*What to work on*. Retype every line of the entries below word for word, leaving out the pictures.

(Recorded data)
* Start *

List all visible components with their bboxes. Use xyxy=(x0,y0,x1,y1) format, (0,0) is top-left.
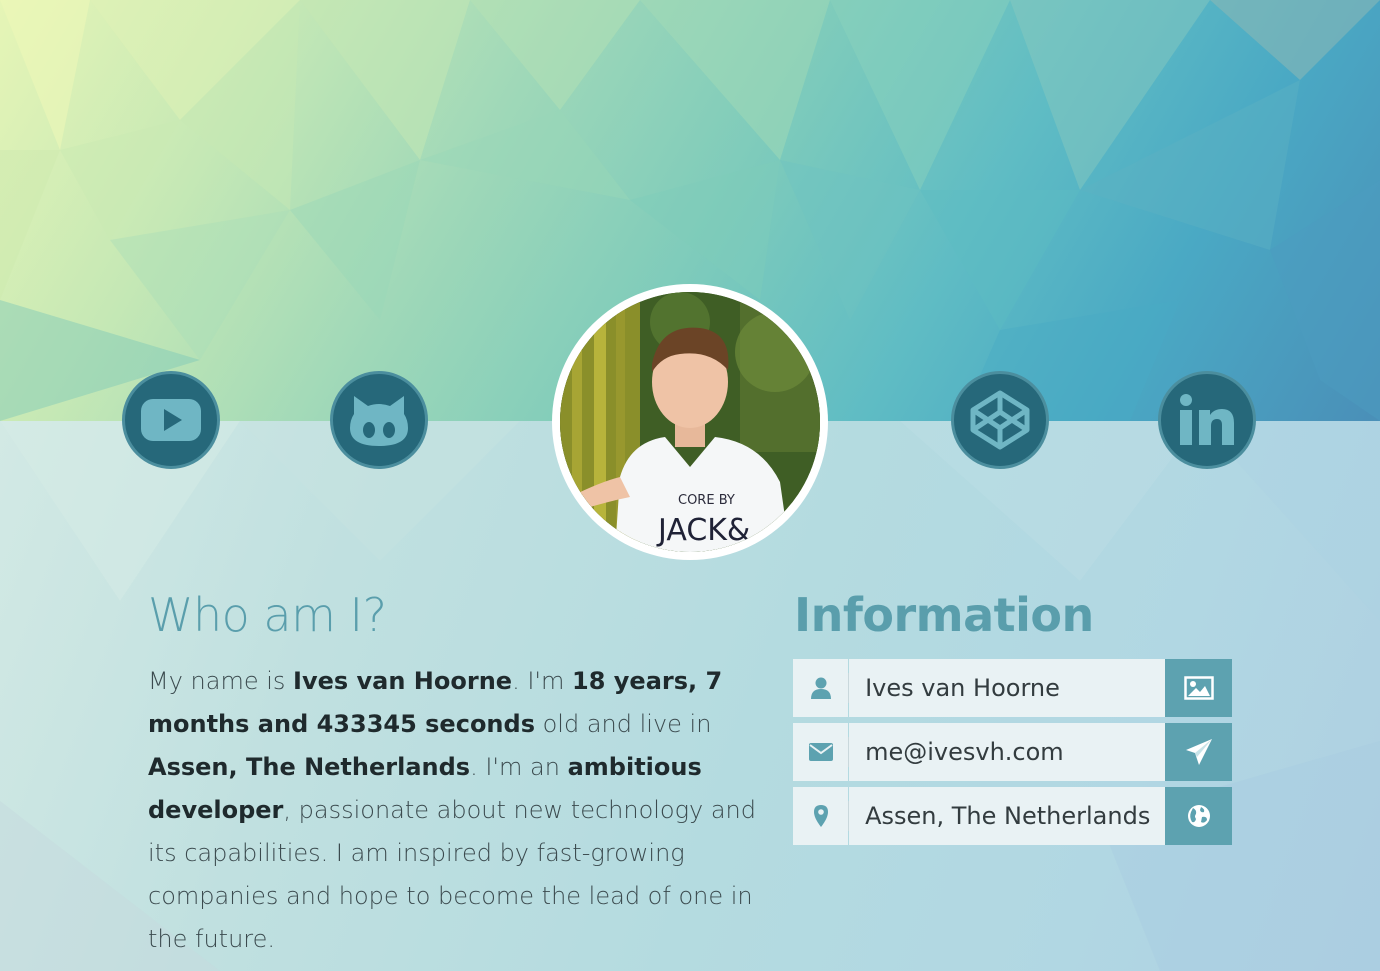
send-button[interactable] xyxy=(1165,723,1232,781)
codepen-link[interactable] xyxy=(951,371,1049,469)
profile-photo: CORE BY JACK& xyxy=(560,292,820,552)
about-text-3: old and live in xyxy=(534,710,712,738)
map-marker-icon xyxy=(793,787,849,845)
codepen-icon xyxy=(970,390,1030,450)
info-row-location xyxy=(793,787,1232,845)
image-icon xyxy=(1183,676,1214,700)
info-title: Information xyxy=(794,588,1094,642)
about-name: Ives van Hoorne xyxy=(293,667,513,695)
image-button[interactable] xyxy=(1165,659,1232,717)
shirt-text-1: CORE BY xyxy=(678,493,735,508)
about-text-4: . I'm an xyxy=(470,753,568,781)
about-paragraph: My name is Ives van Hoorne. I'm 18 years… xyxy=(148,660,763,961)
linkedin-link[interactable] xyxy=(1158,371,1256,469)
about-title: Who am I? xyxy=(148,588,387,642)
youtube-icon xyxy=(141,399,201,441)
envelope-icon xyxy=(793,723,849,781)
info-row-name xyxy=(793,659,1232,717)
email-field[interactable] xyxy=(849,723,1166,781)
globe-button[interactable] xyxy=(1165,787,1232,845)
linkedin-icon xyxy=(1180,394,1234,445)
send-icon xyxy=(1185,739,1212,765)
location-field[interactable] xyxy=(849,787,1166,845)
about-location: Assen, The Netherlands xyxy=(148,753,471,781)
name-field[interactable] xyxy=(849,659,1166,717)
globe-icon xyxy=(1187,805,1210,827)
youtube-link[interactable] xyxy=(122,371,220,469)
github-link[interactable] xyxy=(330,371,428,469)
shirt-text-2: JACK& xyxy=(656,513,750,548)
profile-avatar: CORE BY JACK& xyxy=(552,284,828,560)
github-icon xyxy=(350,396,408,446)
info-row-email xyxy=(793,723,1232,781)
about-text-2: . I'm xyxy=(512,667,573,695)
user-icon xyxy=(793,659,849,717)
about-text-1: My name is xyxy=(148,667,294,695)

* End *

*Response*.
List all visible components with their bboxes. Use xyxy=(x0,y0,x1,y1) format, (0,0) is top-left.
send-button[interactable] xyxy=(1165,723,1232,781)
codepen-link[interactable] xyxy=(951,371,1049,469)
profile-photo: CORE BY JACK& xyxy=(560,292,820,552)
about-text-3: old and live in xyxy=(534,710,712,738)
map-marker-icon xyxy=(793,787,849,845)
codepen-icon xyxy=(970,390,1030,450)
info-row-location xyxy=(793,787,1232,845)
image-icon xyxy=(1183,676,1214,700)
info-title: Information xyxy=(794,588,1094,642)
about-name: Ives van Hoorne xyxy=(293,667,513,695)
image-button[interactable] xyxy=(1165,659,1232,717)
shirt-text-1: CORE BY xyxy=(678,493,735,508)
about-text-4: . I'm an xyxy=(470,753,568,781)
about-paragraph: My name is Ives van Hoorne. I'm 18 years… xyxy=(148,660,763,961)
linkedin-link[interactable] xyxy=(1158,371,1256,469)
about-title: Who am I? xyxy=(148,588,387,642)
youtube-icon xyxy=(141,399,201,441)
envelope-icon xyxy=(793,723,849,781)
info-row-name xyxy=(793,659,1232,717)
email-field[interactable] xyxy=(849,723,1166,781)
globe-button[interactable] xyxy=(1165,787,1232,845)
linkedin-icon xyxy=(1180,394,1234,445)
send-icon xyxy=(1185,739,1212,765)
location-field[interactable] xyxy=(849,787,1166,845)
about-location: Assen, The Netherlands xyxy=(148,753,471,781)
name-field[interactable] xyxy=(849,659,1166,717)
globe-icon xyxy=(1187,805,1210,827)
youtube-link[interactable] xyxy=(122,371,220,469)
github-link[interactable] xyxy=(330,371,428,469)
shirt-text-2: JACK& xyxy=(656,513,750,548)
profile-avatar: CORE BY JACK& xyxy=(552,284,828,560)
github-icon xyxy=(350,396,408,446)
info-row-email xyxy=(793,723,1232,781)
about-text-2: . I'm xyxy=(512,667,573,695)
user-icon xyxy=(793,659,849,717)
about-text-1: My name is xyxy=(148,667,294,695)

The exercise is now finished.